## THE EXERCISE
All records should be reproduced verbatim.

— Start LISTED ENTRIES —

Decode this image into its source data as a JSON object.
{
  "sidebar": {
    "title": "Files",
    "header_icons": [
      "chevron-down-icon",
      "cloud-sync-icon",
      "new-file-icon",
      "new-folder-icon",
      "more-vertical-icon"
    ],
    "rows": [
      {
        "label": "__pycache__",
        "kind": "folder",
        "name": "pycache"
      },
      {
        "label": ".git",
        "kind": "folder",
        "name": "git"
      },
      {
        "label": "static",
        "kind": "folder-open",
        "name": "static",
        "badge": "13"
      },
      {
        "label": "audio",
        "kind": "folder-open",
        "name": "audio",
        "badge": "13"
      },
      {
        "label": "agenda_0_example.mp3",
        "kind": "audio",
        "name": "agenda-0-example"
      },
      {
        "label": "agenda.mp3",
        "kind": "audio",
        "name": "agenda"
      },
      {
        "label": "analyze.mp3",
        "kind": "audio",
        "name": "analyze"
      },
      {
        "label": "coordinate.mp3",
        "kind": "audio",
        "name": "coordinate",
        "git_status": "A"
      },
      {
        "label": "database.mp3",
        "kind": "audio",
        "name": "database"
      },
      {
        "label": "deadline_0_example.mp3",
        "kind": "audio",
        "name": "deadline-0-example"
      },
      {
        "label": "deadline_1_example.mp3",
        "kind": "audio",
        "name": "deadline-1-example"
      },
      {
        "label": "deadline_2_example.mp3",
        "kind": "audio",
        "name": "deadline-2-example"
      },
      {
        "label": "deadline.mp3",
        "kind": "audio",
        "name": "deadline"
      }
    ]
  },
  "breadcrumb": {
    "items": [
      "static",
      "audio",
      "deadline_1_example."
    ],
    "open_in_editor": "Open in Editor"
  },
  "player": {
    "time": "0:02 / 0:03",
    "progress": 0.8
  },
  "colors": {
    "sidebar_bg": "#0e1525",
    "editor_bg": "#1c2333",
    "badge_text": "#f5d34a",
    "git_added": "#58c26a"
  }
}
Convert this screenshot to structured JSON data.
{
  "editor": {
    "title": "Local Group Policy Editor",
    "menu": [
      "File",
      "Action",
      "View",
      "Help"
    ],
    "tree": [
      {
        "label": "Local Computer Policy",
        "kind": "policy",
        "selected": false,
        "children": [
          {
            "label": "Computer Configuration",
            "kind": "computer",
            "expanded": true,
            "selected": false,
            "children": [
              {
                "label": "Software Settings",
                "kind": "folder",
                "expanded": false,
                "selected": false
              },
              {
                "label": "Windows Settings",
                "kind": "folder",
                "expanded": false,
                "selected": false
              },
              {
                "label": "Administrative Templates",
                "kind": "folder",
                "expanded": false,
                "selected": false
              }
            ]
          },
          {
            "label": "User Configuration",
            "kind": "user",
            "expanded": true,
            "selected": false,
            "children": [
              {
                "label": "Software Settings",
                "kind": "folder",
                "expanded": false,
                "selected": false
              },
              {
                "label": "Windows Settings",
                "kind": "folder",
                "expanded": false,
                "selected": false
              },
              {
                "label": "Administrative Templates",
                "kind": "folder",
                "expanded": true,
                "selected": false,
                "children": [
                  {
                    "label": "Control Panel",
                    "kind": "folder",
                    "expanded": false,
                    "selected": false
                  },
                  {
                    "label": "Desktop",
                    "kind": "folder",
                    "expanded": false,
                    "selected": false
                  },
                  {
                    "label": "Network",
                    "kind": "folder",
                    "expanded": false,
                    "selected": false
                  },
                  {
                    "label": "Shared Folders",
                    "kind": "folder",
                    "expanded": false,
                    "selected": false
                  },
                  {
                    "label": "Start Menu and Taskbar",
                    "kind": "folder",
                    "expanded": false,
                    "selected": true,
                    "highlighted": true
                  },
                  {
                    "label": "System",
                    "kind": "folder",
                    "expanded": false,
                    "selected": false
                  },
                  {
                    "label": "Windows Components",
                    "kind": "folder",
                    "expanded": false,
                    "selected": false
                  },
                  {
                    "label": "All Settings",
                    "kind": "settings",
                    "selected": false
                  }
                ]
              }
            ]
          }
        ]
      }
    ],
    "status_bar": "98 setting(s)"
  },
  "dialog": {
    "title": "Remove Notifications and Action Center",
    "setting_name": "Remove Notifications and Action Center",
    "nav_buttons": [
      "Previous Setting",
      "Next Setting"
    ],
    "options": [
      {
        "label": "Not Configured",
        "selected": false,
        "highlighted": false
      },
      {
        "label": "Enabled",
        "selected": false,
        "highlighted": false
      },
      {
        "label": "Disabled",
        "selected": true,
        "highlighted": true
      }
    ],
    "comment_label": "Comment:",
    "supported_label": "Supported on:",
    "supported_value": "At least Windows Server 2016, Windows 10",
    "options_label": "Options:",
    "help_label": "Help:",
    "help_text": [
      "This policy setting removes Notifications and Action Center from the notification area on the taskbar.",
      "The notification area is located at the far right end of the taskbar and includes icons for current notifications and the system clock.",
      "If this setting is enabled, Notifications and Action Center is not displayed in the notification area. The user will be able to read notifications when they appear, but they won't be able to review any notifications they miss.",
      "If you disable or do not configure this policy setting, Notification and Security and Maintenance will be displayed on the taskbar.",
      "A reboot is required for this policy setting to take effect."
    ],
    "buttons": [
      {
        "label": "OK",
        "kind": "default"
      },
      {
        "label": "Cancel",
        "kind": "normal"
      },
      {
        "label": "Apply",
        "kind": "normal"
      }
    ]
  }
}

— End LISTED ENTRIES —

## TASK RESPONSE
Decode this image into its source data as a JSON object.
{
  "sidebar": {
    "title": "Files",
    "header_icons": [
      "chevron-down-icon",
      "cloud-sync-icon",
      "new-file-icon",
      "new-folder-icon",
      "more-vertical-icon"
    ],
    "rows": [
      {
        "label": "__pycache__",
        "kind": "folder",
        "name": "pycache"
      },
      {
        "label": ".git",
        "kind": "folder",
        "name": "git"
      },
      {
        "label": "static",
        "kind": "folder-open",
        "name": "static",
        "badge": "13"
      },
      {
        "label": "audio",
        "kind": "folder-open",
        "name": "audio",
        "badge": "13"
      },
      {
        "label": "agenda_0_example.mp3",
        "kind": "audio",
        "name": "agenda-0-example"
      },
      {
        "label": "agenda.mp3",
        "kind": "audio",
        "name": "agenda"
      },
      {
        "label": "analyze.mp3",
        "kind": "audio",
        "name": "analyze"
      },
      {
        "label": "coordinate.mp3",
        "kind": "audio",
        "name": "coordinate",
        "git_status": "A"
      },
      {
        "label": "database.mp3",
        "kind": "audio",
        "name": "database"
      },
      {
        "label": "deadline_0_example.mp3",
        "kind": "audio",
        "name": "deadline-0-example"
      },
      {
        "label": "deadline_1_example.mp3",
        "kind": "audio",
        "name": "deadline-1-example"
      },
      {
        "label": "deadline_2_example.mp3",
        "kind": "audio",
        "name": "deadline-2-example"
      },
      {
        "label": "deadline.mp3",
        "kind": "audio",
        "name": "deadline"
      }
    ]
  },
  "breadcrumb": {
    "items": [
      "static",
      "audio",
      "deadline_1_example."
    ],
    "open_in_editor": "Open in Editor"
  },
  "player": {
    "time": "0:02 / 0:03",
    "progress": 0.8
  },
  "colors": {
    "sidebar_bg": "#0e1525",
    "editor_bg": "#1c2333",
    "badge_text": "#f5d34a",
    "git_added": "#58c26a"
  }
}
Convert this screenshot to structured JSON data.
{
  "editor": {
    "title": "Local Group Policy Editor",
    "menu": [
      "File",
      "Action",
      "View",
      "Help"
    ],
    "tree": [
      {
        "label": "Local Computer Policy",
        "kind": "policy",
        "selected": false,
        "children": [
          {
            "label": "Computer Configuration",
            "kind": "computer",
            "expanded": true,
            "selected": false,
            "children": [
              {
                "label": "Software Settings",
                "kind": "folder",
                "expanded": false,
                "selected": false
              },
              {
                "label": "Windows Settings",
                "kind": "folder",
                "expanded": false,
                "selected": false
              },
              {
                "label": "Administrative Templates",
                "kind": "folder",
                "expanded": false,
                "selected": false
              }
            ]
          },
          {
            "label": "User Configuration",
            "kind": "user",
            "expanded": true,
            "selected": false,
            "children": [
              {
                "label": "Software Settings",
                "kind": "folder",
                "expanded": false,
                "selected": false
              },
              {
                "label": "Windows Settings",
                "kind": "folder",
                "expanded": false,
                "selected": false
              },
              {
                "label": "Administrative Templates",
                "kind": "folder",
                "expanded": true,
                "selected": false,
                "children": [
                  {
                    "label": "Control Panel",
                    "kind": "folder",
                    "expanded": false,
                    "selected": false
                  },
                  {
                    "label": "Desktop",
                    "kind": "folder",
                    "expanded": false,
                    "selected": false
                  },
                  {
                    "label": "Network",
                    "kind": "folder",
                    "expanded": false,
                    "selected": false
                  },
                  {
                    "label": "Shared Folders",
                    "kind": "folder",
                    "expanded": false,
                    "selected": false
                  },
                  {
                    "label": "Start Menu and Taskbar",
                    "kind": "folder",
                    "expanded": false,
                    "selected": true,
                    "highlighted": true
                  },
                  {
                    "label": "System",
                    "kind": "folder",
                    "expanded": false,
                    "selected": false
                  },
                  {
                    "label": "Windows Components",
                    "kind": "folder",
                    "expanded": false,
                    "selected": false
                  },
                  {
                    "label": "All Settings",
                    "kind": "settings",
                    "selected": false
                  }
                ]
              }
            ]
          }
        ]
      }
    ],
    "status_bar": "98 setting(s)"
  },
  "dialog": {
    "title": "Remove Notifications and Action Center",
    "setting_name": "Remove Notifications and Action Center",
    "nav_buttons": [
      "Previous Setting",
      "Next Setting"
    ],
    "options": [
      {
        "label": "Not Configured",
        "selected": false,
        "highlighted": false
      },
      {
        "label": "Enabled",
        "selected": false,
        "highlighted": false
      },
      {
        "label": "Disabled",
        "selected": true,
        "highlighted": true
      }
    ],
    "comment_label": "Comment:",
    "supported_label": "Supported on:",
    "supported_value": "At least Windows Server 2016, Windows 10",
    "options_label": "Options:",
    "help_label": "Help:",
    "help_text": [
      "This policy setting removes Notifications and Action Center from the notification area on the taskbar.",
      "The notification area is located at the far right end of the taskbar and includes icons for current notifications and the system clock.",
      "If this setting is enabled, Notifications and Action Center is not displayed in the notification area. The user will be able to read notifications when they appear, but they won't be able to review any notifications they miss.",
      "If you disable or do not configure this policy setting, Notification and Security and Maintenance will be displayed on the taskbar.",
      "A reboot is required for this policy setting to take effect."
    ],
    "buttons": [
      {
        "label": "OK",
        "kind": "default"
      },
      {
        "label": "Cancel",
        "kind": "normal"
      },
      {
        "label": "Apply",
        "kind": "normal"
      }
    ]
  }
}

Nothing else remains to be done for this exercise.